■ Task goal: Edit the stretch from the start of the records through the line containing "schdoc-icon (328, 34, 337, 42)", replacing "menu-separator" with "menu-divider" and keeping everything else the same.

##############################

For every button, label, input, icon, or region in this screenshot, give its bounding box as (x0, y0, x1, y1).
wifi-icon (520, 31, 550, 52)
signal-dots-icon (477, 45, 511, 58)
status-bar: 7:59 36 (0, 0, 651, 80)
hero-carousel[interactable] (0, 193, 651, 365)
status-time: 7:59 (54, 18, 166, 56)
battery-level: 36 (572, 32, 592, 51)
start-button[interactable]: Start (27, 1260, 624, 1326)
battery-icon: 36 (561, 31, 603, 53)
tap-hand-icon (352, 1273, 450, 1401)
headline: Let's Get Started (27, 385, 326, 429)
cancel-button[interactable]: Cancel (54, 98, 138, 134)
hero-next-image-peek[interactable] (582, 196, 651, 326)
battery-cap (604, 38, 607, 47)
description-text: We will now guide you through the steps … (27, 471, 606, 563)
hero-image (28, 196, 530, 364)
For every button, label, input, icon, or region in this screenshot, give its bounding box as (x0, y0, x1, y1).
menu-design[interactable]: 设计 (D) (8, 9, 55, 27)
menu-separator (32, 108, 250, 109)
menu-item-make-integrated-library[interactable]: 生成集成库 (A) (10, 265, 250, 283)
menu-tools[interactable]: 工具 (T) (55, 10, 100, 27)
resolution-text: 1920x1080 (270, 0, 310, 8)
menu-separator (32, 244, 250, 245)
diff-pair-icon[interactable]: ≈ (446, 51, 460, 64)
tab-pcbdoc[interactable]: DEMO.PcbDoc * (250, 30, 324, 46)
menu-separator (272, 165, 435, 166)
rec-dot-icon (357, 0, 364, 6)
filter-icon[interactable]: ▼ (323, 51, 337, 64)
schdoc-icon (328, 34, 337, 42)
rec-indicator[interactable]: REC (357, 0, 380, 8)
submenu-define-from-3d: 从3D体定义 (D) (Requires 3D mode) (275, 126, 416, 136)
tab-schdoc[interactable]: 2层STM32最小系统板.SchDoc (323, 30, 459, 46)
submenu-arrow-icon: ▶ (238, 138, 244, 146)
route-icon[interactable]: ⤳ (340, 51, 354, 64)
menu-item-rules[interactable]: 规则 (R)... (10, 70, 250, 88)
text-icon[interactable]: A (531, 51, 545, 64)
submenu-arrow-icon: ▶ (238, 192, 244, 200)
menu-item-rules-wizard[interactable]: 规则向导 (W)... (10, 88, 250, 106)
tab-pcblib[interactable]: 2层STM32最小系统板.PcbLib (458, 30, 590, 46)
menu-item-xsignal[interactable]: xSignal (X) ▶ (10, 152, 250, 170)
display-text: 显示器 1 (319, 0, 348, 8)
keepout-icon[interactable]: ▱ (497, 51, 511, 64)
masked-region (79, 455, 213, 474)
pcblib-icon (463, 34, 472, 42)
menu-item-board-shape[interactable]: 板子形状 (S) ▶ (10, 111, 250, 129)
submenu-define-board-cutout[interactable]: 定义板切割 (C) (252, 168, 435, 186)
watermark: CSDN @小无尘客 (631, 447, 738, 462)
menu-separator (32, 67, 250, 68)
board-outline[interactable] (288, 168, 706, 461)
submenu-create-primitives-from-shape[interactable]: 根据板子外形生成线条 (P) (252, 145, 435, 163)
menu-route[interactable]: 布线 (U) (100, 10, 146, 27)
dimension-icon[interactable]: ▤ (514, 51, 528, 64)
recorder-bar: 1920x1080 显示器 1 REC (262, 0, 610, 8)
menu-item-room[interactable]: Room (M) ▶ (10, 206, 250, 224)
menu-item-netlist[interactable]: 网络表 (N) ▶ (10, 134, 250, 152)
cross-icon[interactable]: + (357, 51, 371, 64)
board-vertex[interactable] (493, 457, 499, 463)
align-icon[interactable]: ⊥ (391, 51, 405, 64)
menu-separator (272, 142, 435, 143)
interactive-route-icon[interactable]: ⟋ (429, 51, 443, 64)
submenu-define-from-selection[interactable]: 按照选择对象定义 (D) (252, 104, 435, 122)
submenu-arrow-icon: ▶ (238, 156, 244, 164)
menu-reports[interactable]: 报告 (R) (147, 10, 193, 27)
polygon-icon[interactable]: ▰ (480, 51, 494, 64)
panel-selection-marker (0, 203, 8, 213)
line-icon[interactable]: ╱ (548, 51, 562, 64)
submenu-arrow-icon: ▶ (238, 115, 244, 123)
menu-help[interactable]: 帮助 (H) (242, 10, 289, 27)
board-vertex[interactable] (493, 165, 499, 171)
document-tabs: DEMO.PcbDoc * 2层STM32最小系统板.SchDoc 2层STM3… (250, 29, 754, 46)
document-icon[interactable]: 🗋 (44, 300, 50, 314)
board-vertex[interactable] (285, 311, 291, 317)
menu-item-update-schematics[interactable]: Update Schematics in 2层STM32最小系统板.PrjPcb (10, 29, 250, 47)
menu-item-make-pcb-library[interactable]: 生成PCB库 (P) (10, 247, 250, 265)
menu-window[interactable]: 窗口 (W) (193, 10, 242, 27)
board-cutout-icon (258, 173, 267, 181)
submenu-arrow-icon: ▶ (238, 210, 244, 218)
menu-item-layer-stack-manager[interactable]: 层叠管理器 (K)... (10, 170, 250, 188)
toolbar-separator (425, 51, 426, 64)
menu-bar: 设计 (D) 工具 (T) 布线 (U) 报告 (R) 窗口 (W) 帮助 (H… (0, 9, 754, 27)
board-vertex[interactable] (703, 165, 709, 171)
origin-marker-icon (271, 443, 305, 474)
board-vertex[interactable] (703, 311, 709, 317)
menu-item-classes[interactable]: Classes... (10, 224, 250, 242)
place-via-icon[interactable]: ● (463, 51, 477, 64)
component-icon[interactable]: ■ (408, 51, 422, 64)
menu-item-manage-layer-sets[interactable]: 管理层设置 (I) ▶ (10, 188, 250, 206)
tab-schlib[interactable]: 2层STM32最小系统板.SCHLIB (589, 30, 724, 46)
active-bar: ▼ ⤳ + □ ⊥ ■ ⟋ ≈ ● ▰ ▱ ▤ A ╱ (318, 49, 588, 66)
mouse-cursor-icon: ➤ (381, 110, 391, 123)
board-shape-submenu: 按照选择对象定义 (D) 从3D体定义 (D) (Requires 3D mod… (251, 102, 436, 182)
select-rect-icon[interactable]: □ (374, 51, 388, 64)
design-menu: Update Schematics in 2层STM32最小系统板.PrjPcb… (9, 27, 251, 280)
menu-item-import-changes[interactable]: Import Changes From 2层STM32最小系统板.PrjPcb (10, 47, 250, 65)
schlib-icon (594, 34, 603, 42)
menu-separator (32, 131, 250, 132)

##############################

■ Task answer:
For every button, label, input, icon, or region in this screenshot, give its bounding box as (x0, y0, x1, y1).
wifi-icon (520, 31, 550, 52)
signal-dots-icon (477, 45, 511, 58)
status-bar: 7:59 36 (0, 0, 651, 80)
hero-carousel[interactable] (0, 193, 651, 365)
status-time: 7:59 (54, 18, 166, 56)
battery-level: 36 (572, 32, 592, 51)
start-button[interactable]: Start (27, 1260, 624, 1326)
battery-icon: 36 (561, 31, 603, 53)
tap-hand-icon (352, 1273, 450, 1401)
headline: Let's Get Started (27, 385, 326, 429)
cancel-button[interactable]: Cancel (54, 98, 138, 134)
hero-next-image-peek[interactable] (582, 196, 651, 326)
battery-cap (604, 38, 607, 47)
description-text: We will now guide you through the steps … (27, 471, 606, 563)
hero-image (28, 196, 530, 364)
For every button, label, input, icon, or region in this screenshot, give its bounding box as (x0, y0, x1, y1).
menu-design[interactable]: 设计 (D) (8, 9, 55, 27)
menu-divider (32, 108, 250, 109)
menu-item-make-integrated-library[interactable]: 生成集成库 (A) (10, 265, 250, 283)
menu-tools[interactable]: 工具 (T) (55, 10, 100, 27)
resolution-text: 1920x1080 (270, 0, 310, 8)
menu-divider (32, 244, 250, 245)
diff-pair-icon[interactable]: ≈ (446, 51, 460, 64)
tab-pcbdoc[interactable]: DEMO.PcbDoc * (250, 30, 324, 46)
menu-divider (272, 165, 435, 166)
rec-dot-icon (357, 0, 364, 6)
filter-icon[interactable]: ▼ (323, 51, 337, 64)
schdoc-icon (328, 34, 337, 42)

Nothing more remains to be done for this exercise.